> Instruction
Present the stretch of entries from the very start through the line containing "section-textures[interactable]: ⌄ Textures" as a Markdown table with the columns Row and Line, giving each line a row number and skipping any blank lines.

┌──

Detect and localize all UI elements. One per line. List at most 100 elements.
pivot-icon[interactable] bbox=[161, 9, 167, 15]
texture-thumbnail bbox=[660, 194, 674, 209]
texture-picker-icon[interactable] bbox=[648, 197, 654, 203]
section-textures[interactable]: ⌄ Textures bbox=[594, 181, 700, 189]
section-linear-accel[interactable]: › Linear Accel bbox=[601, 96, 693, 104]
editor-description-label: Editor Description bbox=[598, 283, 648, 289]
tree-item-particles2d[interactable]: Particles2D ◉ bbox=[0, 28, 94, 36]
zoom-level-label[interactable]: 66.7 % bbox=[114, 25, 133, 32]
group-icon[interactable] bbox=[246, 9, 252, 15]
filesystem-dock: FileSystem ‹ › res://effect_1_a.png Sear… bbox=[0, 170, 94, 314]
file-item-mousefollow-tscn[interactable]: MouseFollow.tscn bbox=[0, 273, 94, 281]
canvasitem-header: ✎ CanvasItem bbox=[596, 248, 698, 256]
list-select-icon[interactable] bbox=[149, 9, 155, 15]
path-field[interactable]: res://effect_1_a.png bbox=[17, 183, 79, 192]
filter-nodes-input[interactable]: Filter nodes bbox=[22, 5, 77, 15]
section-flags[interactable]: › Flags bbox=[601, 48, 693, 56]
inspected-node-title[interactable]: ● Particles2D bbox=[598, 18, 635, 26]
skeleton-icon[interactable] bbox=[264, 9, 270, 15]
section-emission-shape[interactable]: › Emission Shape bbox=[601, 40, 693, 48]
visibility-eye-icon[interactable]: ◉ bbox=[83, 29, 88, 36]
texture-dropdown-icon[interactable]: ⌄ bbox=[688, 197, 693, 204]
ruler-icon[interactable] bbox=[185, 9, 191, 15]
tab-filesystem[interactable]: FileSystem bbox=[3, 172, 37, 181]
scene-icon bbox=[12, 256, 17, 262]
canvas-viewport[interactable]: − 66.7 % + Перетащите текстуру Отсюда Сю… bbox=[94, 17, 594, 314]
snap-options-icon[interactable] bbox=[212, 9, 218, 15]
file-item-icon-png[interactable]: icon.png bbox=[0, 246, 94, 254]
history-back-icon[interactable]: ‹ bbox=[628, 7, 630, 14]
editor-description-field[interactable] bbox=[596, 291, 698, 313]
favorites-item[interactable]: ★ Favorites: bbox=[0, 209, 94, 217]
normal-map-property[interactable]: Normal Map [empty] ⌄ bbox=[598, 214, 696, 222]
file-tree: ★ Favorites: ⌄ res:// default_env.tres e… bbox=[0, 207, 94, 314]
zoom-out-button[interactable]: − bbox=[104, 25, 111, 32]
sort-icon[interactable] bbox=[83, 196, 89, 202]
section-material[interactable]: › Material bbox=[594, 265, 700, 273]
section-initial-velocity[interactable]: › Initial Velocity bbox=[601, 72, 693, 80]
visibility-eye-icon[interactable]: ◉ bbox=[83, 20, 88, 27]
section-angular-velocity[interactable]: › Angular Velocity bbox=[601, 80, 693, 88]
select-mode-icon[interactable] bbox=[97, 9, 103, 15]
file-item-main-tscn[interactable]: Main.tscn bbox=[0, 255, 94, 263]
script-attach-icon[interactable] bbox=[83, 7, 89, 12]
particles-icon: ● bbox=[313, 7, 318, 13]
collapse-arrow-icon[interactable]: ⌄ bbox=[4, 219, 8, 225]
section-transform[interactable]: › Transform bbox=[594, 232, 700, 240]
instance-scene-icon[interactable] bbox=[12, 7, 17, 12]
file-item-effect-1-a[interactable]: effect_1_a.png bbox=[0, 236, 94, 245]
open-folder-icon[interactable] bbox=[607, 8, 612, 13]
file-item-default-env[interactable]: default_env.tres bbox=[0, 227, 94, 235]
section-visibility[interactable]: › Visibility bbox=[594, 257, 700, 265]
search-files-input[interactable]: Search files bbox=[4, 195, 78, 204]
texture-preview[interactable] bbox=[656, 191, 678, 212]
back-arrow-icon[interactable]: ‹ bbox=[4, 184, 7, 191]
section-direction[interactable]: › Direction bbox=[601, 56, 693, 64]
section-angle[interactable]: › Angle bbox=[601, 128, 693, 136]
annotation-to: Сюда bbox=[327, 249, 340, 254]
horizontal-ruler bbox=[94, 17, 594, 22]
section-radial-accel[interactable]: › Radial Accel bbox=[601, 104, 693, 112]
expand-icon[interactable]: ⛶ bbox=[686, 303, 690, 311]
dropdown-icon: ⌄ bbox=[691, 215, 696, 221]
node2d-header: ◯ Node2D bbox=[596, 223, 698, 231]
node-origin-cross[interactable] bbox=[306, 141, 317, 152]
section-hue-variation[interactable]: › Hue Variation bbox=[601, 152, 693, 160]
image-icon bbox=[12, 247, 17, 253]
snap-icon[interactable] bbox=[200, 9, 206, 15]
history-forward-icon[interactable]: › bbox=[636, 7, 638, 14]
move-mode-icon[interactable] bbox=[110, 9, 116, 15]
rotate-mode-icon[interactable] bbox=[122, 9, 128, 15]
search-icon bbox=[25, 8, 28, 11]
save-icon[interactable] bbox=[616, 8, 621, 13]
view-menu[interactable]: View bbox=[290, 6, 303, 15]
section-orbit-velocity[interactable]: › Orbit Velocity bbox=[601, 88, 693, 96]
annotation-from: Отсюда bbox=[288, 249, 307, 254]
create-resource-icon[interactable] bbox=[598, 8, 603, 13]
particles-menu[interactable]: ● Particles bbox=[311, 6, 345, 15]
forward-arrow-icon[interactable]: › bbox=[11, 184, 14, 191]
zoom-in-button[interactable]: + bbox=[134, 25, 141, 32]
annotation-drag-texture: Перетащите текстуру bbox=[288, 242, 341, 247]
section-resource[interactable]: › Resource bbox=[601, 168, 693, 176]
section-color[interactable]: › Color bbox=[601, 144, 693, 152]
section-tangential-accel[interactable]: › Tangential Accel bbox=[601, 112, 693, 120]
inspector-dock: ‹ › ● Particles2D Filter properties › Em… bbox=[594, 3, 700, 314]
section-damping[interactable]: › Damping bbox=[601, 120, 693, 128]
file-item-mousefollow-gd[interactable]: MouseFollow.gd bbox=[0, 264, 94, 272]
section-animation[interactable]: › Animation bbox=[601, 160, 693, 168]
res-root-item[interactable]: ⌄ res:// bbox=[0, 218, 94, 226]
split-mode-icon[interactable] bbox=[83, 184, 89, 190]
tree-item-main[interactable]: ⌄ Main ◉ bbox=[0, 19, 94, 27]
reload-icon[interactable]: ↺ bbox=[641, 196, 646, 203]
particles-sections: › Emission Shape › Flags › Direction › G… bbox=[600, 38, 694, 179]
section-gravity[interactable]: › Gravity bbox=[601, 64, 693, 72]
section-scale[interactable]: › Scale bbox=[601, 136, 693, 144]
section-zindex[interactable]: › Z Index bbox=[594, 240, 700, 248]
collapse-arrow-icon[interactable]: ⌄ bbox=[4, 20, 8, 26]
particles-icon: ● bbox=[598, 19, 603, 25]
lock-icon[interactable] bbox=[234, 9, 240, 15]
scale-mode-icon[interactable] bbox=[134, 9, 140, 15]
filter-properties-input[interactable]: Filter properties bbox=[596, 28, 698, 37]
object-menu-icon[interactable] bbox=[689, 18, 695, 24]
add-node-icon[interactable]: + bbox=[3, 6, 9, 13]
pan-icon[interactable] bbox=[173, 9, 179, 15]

└──

> Solution
| Row | Line |
|---|---|
| 1 | Detect and localize all UI elements. One per line. List at most 100 elements. |
| 2 | pivot-icon[interactable] bbox=[161, 9, 167, 15] |
| 3 | texture-thumbnail bbox=[660, 194, 674, 209] |
| 4 | texture-picker-icon[interactable] bbox=[648, 197, 654, 203] |
| 5 | section-textures[interactable]: ⌄ Textures bbox=[594, 181, 700, 189] |